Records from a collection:

§ §

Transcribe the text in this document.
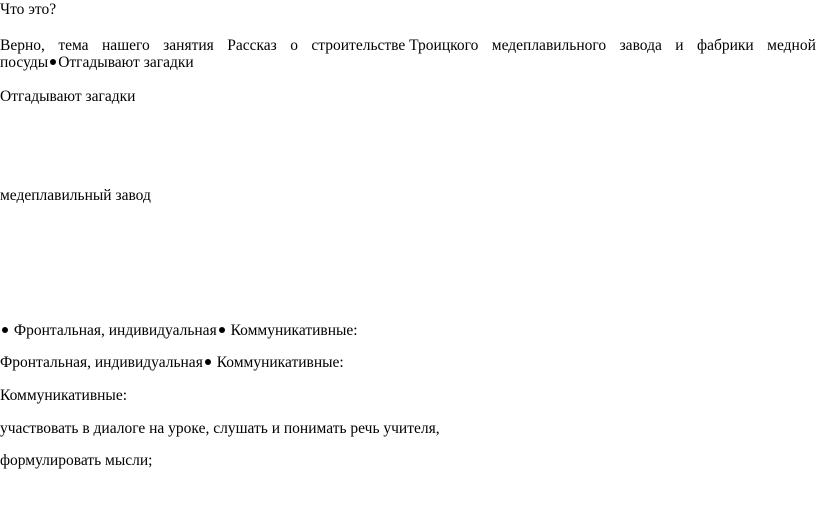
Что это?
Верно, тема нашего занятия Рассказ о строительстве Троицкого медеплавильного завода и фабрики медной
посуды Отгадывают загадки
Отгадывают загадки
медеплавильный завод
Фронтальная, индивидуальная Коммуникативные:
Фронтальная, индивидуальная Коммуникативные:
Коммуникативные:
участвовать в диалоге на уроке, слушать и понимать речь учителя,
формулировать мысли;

§ §

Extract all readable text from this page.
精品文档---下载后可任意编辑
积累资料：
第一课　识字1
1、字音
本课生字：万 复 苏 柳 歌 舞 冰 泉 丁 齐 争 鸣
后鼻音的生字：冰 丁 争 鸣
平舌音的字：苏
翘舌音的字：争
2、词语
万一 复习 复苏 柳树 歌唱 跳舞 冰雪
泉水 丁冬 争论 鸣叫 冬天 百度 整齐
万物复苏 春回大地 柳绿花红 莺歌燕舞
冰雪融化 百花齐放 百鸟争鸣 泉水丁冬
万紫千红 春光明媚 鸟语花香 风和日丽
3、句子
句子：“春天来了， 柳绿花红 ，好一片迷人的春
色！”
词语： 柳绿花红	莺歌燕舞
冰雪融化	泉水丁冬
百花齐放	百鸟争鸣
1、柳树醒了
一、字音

§ §

WHAT IS NEEDED.
Pick out each line above that includes "загадки" and show it.

EXERCISE RESULT.
посуды Отгадывают загадки
Отгадывают загадки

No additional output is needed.